Task data
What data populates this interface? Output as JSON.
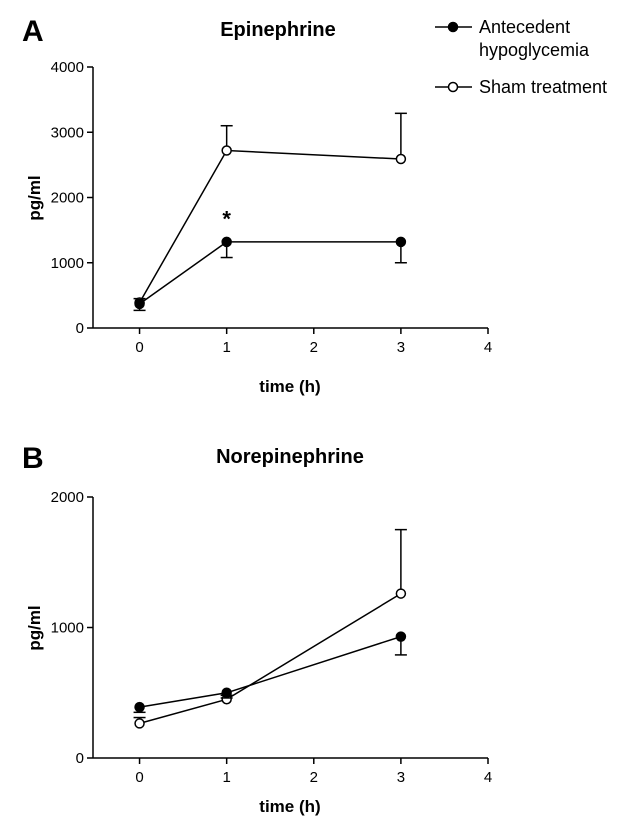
{
  "legend": {
    "position": "top-right",
    "entries": [
      {
        "lines": [
          "Antecedent",
          "hypoglycemia"
        ],
        "marker": "filled-circle",
        "color": "#000000"
      },
      {
        "lines": [
          "Sham treatment"
        ],
        "marker": "open-circle",
        "color": "#000000"
      }
    ]
  },
  "chart_data": [
    {
      "type": "line",
      "panel": "A",
      "title": "Epinephrine",
      "xlabel": "time (h)",
      "ylabel": "pg/ml",
      "xlim": [
        -0.5,
        4
      ],
      "ylim": [
        0,
        4000
      ],
      "xticks": [
        0,
        1,
        2,
        3,
        4
      ],
      "yticks": [
        0,
        1000,
        2000,
        3000,
        4000
      ],
      "grid": false,
      "series": [
        {
          "name": "Sham treatment",
          "marker": "open-circle",
          "x": [
            0,
            1,
            3
          ],
          "y": [
            390,
            2720,
            2590
          ],
          "error": [
            60,
            380,
            700
          ]
        },
        {
          "name": "Antecedent hypoglycemia",
          "marker": "filled-circle",
          "x": [
            0,
            1,
            3
          ],
          "y": [
            370,
            1320,
            1320
          ],
          "error": [
            100,
            240,
            320
          ]
        }
      ],
      "annotations": [
        {
          "text": "*",
          "x": 1,
          "y": 1680
        }
      ]
    },
    {
      "type": "line",
      "panel": "B",
      "title": "Norepinephrine",
      "xlabel": "time (h)",
      "ylabel": "pg/ml",
      "xlim": [
        -0.5,
        4
      ],
      "ylim": [
        0,
        2000
      ],
      "xticks": [
        0,
        1,
        2,
        3,
        4
      ],
      "yticks": [
        0,
        1000,
        2000
      ],
      "grid": false,
      "series": [
        {
          "name": "Sham treatment",
          "marker": "open-circle",
          "x": [
            0,
            1,
            3
          ],
          "y": [
            265,
            450,
            1260
          ],
          "error": [
            45,
            30,
            490
          ]
        },
        {
          "name": "Antecedent hypoglycemia",
          "marker": "filled-circle",
          "x": [
            0,
            1,
            3
          ],
          "y": [
            390,
            500,
            930
          ],
          "error": [
            40,
            40,
            140
          ]
        }
      ],
      "annotations": []
    }
  ]
}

What is expected
Using the listing above, locate the lines that hold "title" and copy each one.

Output of the exercise
      "title": "Epinephrine",
      "title": "Norepinephrine",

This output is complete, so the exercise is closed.